-- Work instructions --
Repeat, without any change, the entries presented below.

-- Excerpted records --

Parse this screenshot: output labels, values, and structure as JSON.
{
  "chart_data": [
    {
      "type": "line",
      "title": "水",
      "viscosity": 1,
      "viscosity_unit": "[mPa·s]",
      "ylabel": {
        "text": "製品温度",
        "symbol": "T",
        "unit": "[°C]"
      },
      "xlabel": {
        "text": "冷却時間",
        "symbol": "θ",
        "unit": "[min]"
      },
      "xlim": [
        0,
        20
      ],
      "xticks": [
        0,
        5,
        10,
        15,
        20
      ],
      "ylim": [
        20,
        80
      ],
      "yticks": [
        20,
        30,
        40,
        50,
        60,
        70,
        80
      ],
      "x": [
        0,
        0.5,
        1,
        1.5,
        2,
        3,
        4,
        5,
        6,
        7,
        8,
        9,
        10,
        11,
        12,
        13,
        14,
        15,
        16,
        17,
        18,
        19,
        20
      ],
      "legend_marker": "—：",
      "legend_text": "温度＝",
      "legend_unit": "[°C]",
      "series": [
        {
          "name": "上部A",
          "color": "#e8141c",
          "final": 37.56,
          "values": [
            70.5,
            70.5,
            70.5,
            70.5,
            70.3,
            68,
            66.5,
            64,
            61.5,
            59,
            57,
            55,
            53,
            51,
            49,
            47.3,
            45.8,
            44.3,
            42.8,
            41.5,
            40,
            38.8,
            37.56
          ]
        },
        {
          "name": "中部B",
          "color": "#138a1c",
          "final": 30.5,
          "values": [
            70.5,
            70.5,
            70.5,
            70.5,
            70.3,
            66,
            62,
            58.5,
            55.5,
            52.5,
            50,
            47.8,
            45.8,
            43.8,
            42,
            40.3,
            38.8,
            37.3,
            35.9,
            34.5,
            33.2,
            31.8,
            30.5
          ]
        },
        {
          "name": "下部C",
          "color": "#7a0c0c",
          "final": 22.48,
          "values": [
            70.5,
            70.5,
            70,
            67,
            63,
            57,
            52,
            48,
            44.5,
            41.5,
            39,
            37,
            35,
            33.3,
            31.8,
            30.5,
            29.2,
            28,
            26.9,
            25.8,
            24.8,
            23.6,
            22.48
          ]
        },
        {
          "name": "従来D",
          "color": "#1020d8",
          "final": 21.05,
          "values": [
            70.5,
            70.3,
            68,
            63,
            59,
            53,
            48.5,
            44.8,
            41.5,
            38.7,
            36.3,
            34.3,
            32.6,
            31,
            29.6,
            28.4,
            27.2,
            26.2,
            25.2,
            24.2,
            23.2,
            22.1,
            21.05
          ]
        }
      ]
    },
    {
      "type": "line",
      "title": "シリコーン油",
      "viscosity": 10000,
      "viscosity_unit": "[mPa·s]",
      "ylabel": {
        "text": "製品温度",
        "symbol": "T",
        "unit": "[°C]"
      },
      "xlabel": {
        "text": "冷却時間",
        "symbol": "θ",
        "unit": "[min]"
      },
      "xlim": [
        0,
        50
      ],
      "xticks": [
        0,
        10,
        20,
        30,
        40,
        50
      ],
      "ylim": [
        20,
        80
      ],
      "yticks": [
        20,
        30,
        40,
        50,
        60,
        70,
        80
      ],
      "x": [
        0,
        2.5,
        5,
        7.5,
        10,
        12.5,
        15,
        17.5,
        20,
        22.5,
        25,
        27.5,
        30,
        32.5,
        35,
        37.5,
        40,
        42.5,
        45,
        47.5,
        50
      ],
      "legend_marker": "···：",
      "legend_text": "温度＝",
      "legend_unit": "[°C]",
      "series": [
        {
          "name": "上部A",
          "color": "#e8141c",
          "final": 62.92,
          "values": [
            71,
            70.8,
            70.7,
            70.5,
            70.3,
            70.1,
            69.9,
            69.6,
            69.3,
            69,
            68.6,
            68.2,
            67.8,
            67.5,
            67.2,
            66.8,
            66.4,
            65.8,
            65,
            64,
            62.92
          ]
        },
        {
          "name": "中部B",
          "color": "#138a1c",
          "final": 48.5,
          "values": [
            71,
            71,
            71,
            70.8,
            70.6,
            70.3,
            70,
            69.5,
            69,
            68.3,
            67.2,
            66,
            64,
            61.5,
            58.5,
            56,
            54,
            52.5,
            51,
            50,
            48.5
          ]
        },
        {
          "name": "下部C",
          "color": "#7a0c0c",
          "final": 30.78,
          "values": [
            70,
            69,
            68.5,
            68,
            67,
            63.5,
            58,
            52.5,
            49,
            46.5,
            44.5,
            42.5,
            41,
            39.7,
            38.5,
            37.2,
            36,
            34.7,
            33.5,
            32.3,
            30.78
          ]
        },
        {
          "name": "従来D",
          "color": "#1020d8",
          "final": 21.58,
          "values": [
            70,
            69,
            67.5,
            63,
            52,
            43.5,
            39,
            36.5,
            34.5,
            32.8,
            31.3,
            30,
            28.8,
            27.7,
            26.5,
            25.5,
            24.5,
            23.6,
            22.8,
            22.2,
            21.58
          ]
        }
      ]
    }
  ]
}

-- Exercise response --
Parse this screenshot: output labels, values, and structure as JSON.
{
  "chart_data": [
    {
      "type": "line",
      "title": "水",
      "viscosity": 1,
      "viscosity_unit": "[mPa·s]",
      "ylabel": {
        "text": "製品温度",
        "symbol": "T",
        "unit": "[°C]"
      },
      "xlabel": {
        "text": "冷却時間",
        "symbol": "θ",
        "unit": "[min]"
      },
      "xlim": [
        0,
        20
      ],
      "xticks": [
        0,
        5,
        10,
        15,
        20
      ],
      "ylim": [
        20,
        80
      ],
      "yticks": [
        20,
        30,
        40,
        50,
        60,
        70,
        80
      ],
      "x": [
        0,
        0.5,
        1,
        1.5,
        2,
        3,
        4,
        5,
        6,
        7,
        8,
        9,
        10,
        11,
        12,
        13,
        14,
        15,
        16,
        17,
        18,
        19,
        20
      ],
      "legend_marker": "—：",
      "legend_text": "温度＝",
      "legend_unit": "[°C]",
      "series": [
        {
          "name": "上部A",
          "color": "#e8141c",
          "final": 37.56,
          "values": [
            70.5,
            70.5,
            70.5,
            70.5,
            70.3,
            68,
            66.5,
            64,
            61.5,
            59,
            57,
            55,
            53,
            51,
            49,
            47.3,
            45.8,
            44.3,
            42.8,
            41.5,
            40,
            38.8,
            37.56
          ]
        },
        {
          "name": "中部B",
          "color": "#138a1c",
          "final": 30.5,
          "values": [
            70.5,
            70.5,
            70.5,
            70.5,
            70.3,
            66,
            62,
            58.5,
            55.5,
            52.5,
            50,
            47.8,
            45.8,
            43.8,
            42,
            40.3,
            38.8,
            37.3,
            35.9,
            34.5,
            33.2,
            31.8,
            30.5
          ]
        },
        {
          "name": "下部C",
          "color": "#7a0c0c",
          "final": 22.48,
          "values": [
            70.5,
            70.5,
            70,
            67,
            63,
            57,
            52,
            48,
            44.5,
            41.5,
            39,
            37,
            35,
            33.3,
            31.8,
            30.5,
            29.2,
            28,
            26.9,
            25.8,
            24.8,
            23.6,
            22.48
          ]
        },
        {
          "name": "従来D",
          "color": "#1020d8",
          "final": 21.05,
          "values": [
            70.5,
            70.3,
            68,
            63,
            59,
            53,
            48.5,
            44.8,
            41.5,
            38.7,
            36.3,
            34.3,
            32.6,
            31,
            29.6,
            28.4,
            27.2,
            26.2,
            25.2,
            24.2,
            23.2,
            22.1,
            21.05
          ]
        }
      ]
    },
    {
      "type": "line",
      "title": "シリコーン油",
      "viscosity": 10000,
      "viscosity_unit": "[mPa·s]",
      "ylabel": {
        "text": "製品温度",
        "symbol": "T",
        "unit": "[°C]"
      },
      "xlabel": {
        "text": "冷却時間",
        "symbol": "θ",
        "unit": "[min]"
      },
      "xlim": [
        0,
        50
      ],
      "xticks": [
        0,
        10,
        20,
        30,
        40,
        50
      ],
      "ylim": [
        20,
        80
      ],
      "yticks": [
        20,
        30,
        40,
        50,
        60,
        70,
        80
      ],
      "x": [
        0,
        2.5,
        5,
        7.5,
        10,
        12.5,
        15,
        17.5,
        20,
        22.5,
        25,
        27.5,
        30,
        32.5,
        35,
        37.5,
        40,
        42.5,
        45,
        47.5,
        50
      ],
      "legend_marker": "···：",
      "legend_text": "温度＝",
      "legend_unit": "[°C]",
      "series": [
        {
          "name": "上部A",
          "color": "#e8141c",
          "final": 62.92,
          "values": [
            71,
            70.8,
            70.7,
            70.5,
            70.3,
            70.1,
            69.9,
            69.6,
            69.3,
            69,
            68.6,
            68.2,
            67.8,
            67.5,
            67.2,
            66.8,
            66.4,
            65.8,
            65,
            64,
            62.92
          ]
        },
        {
          "name": "中部B",
          "color": "#138a1c",
          "final": 48.5,
          "values": [
            71,
            71,
            71,
            70.8,
            70.6,
            70.3,
            70,
            69.5,
            69,
            68.3,
            67.2,
            66,
            64,
            61.5,
            58.5,
            56,
            54,
            52.5,
            51,
            50,
            48.5
          ]
        },
        {
          "name": "下部C",
          "color": "#7a0c0c",
          "final": 30.78,
          "values": [
            70,
            69,
            68.5,
            68,
            67,
            63.5,
            58,
            52.5,
            49,
            46.5,
            44.5,
            42.5,
            41,
            39.7,
            38.5,
            37.2,
            36,
            34.7,
            33.5,
            32.3,
            30.78
          ]
        },
        {
          "name": "従来D",
          "color": "#1020d8",
          "final": 21.58,
          "values": [
            70,
            69,
            67.5,
            63,
            52,
            43.5,
            39,
            36.5,
            34.5,
            32.8,
            31.3,
            30,
            28.8,
            27.7,
            26.5,
            25.5,
            24.5,
            23.6,
            22.8,
            22.2,
            21.58
          ]
        }
      ]
    }
  ]
}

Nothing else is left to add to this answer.